▸ **Given instruction**
From the mailing-list message about Debian kernel patches below, extract word for word the passage between "And the patches, both" and "on, i think.", inclusive.

▸ **Text excerpt**
On Tue, Jul 13, 2004 at 09:30:21AM -0400, Albert Cahalan wrote:
> On Tue, 2004-07-13 at 10:18, Sven Luther wrote:
> > On Tue, Jul 13, 2004 at 06:58:21AM -0400, Albert Cahalan wrote:
> > > On Tue, 2004-07-13 at 07:15, Sven Luther wrote:
> > > > On Mon, Jul 12, 2004 at 10:29:25PM -0400, Albert Cahalan wrote:
> > > 
> > > > > Just yesterday I grabbed a plain 2.6.8-rc1 kernel
> > > > > from www.kernel.org/pub/linux/ and it works great
> > > > > on my Mac Cube. Perhaps you should try that.
> > > > 
> > > > And what about kernel-image-2.6.7-powerpc ? Does it work fine also ? And
> > > > if not did you fill a bug report. If yes, what motivated you to build
> > > > your own kernel over using the debian provided one ?
> > > 
> > > I never trust distribution-provided kernels. They are
> > > often full of questionable patches, obsolete, and way
> > > too generic for my taste. They might not even use the
> > > larger 12x22 console font.
> > 
> > Bah, whatever. try to stay current, the current trend is to have most
> > debian patches either dropped, or merged upstream. Furthermore, there
> > are some upstream kernel maintainers part of the kernel team since a few
> > weeks, and i believe they probably have a better judgement about patches
> > than even you do.
> 
> If you have anything good, post it to the linux-kernel

Well, christoph has been forwarding most stuff upstream, since he is
also a kernel developer, i tend to let him do that.

> mailing list. Perhaps you could also put the bare patches
> on a web page somewhere. On this list, it would be nice
> to hear when patches are added/removed from the collection
> and why.

Well, the kernel svn is at : 

  http://svn.debian.org/viewcvs/kernel/trunk/kernel/

And the patches, both arch-indep ones and powerpc, can be found in :

  http://svn.debian.org/viewcvs/kernel/trunk/kernel/source/kernel-source-2.6.7-2.6.7/debian/patches/

and in :

  http://svn.debian.org/viewcvs/kernel/trunk/kernel/powerpc/kernel-patch-powerpc-2.6.7-2.6.7/patches/

As you see, most of the patches are in the generic kernel tree now, and
many of those will go away once 2.6.8 is released.

All subversion commits are logged, at the debian-kernel list, but will
get a separate list later on, i think.

▸ **Data extract**
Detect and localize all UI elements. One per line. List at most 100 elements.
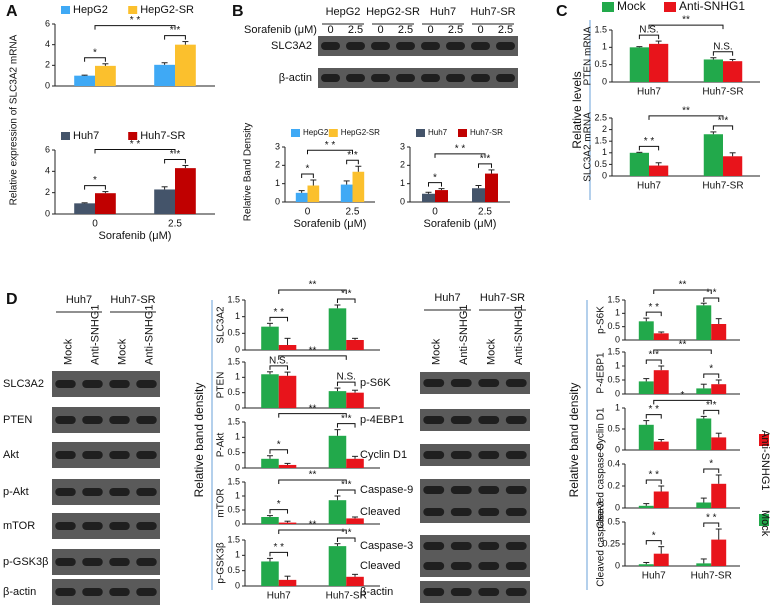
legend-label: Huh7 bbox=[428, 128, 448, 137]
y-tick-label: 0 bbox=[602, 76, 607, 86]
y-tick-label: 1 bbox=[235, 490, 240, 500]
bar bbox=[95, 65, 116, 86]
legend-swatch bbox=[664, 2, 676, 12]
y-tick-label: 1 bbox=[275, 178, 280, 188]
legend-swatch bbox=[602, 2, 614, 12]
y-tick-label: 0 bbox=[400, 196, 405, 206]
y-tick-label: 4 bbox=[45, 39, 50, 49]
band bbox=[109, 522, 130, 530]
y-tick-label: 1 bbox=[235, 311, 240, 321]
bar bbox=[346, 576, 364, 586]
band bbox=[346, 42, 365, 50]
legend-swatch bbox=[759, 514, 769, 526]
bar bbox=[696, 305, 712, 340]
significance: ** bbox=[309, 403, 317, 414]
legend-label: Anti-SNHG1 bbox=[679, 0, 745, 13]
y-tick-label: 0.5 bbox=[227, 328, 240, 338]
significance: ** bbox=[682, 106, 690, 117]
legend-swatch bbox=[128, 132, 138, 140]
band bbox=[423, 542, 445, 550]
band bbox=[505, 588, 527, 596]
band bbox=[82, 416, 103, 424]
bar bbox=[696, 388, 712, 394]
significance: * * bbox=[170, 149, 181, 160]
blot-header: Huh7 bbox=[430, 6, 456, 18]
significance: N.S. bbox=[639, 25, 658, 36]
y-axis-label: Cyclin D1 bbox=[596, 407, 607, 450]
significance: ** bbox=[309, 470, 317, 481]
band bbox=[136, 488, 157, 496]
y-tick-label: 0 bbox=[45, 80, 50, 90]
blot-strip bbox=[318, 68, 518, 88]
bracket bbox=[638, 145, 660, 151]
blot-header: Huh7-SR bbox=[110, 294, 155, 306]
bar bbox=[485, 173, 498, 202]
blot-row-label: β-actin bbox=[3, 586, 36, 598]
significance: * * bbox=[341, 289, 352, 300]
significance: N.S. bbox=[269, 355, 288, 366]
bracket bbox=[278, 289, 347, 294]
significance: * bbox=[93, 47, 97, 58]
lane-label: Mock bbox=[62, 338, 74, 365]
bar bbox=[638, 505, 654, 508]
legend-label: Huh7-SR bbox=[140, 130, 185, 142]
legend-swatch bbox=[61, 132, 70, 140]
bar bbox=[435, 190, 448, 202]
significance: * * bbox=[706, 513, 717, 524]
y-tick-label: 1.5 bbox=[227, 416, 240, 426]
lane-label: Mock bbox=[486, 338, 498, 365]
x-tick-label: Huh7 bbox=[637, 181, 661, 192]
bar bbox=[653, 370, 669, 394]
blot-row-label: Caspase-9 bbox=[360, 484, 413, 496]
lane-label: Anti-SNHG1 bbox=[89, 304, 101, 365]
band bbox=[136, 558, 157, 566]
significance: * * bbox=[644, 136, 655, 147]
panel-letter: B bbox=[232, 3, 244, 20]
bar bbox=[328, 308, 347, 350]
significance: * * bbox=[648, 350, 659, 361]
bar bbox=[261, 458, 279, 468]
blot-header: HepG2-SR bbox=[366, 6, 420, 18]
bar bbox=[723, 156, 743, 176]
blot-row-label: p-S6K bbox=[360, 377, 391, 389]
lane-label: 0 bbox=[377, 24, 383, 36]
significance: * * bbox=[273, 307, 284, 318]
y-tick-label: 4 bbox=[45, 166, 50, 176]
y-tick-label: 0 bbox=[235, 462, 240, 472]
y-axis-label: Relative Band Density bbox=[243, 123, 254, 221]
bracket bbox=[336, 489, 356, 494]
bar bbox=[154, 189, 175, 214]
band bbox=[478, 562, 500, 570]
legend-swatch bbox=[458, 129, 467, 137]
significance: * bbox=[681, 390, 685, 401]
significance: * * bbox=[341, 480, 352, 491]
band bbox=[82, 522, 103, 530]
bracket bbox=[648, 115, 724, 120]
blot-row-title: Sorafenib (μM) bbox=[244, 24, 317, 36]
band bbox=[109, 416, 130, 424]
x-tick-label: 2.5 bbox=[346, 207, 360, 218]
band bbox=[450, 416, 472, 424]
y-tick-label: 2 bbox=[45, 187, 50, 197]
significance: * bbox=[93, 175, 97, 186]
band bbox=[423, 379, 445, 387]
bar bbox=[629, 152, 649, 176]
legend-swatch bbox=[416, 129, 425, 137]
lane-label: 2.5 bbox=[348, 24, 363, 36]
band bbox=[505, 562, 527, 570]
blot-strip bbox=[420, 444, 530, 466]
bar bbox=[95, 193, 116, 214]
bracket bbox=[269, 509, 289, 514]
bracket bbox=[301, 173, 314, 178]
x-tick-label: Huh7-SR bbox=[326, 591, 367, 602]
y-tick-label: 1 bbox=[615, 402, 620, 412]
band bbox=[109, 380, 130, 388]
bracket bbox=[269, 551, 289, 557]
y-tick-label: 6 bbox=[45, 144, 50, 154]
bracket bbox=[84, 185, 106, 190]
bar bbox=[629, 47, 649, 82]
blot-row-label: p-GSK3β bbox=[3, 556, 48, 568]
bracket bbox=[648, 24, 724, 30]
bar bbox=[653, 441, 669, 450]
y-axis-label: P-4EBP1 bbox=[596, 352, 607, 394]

▸ **Worked solution**
And the patches, both arch-indep ones and powerpc, can be found in :

  http://svn.debian.org/viewcvs/kernel/trunk/kernel/source/kernel-source-2.6.7-2.6.7/debian/patches/

and in :

  http://svn.debian.org/viewcvs/kernel/trunk/kernel/powerpc/kernel-patch-powerpc-2.6.7-2.6.7/patches/

As you see, most of the patches are in the generic kernel tree now, and
many of those will go away once 2.6.8 is released.

All subversion commits are logged, at the debian-kernel list, but will
get a separate list later on, i think.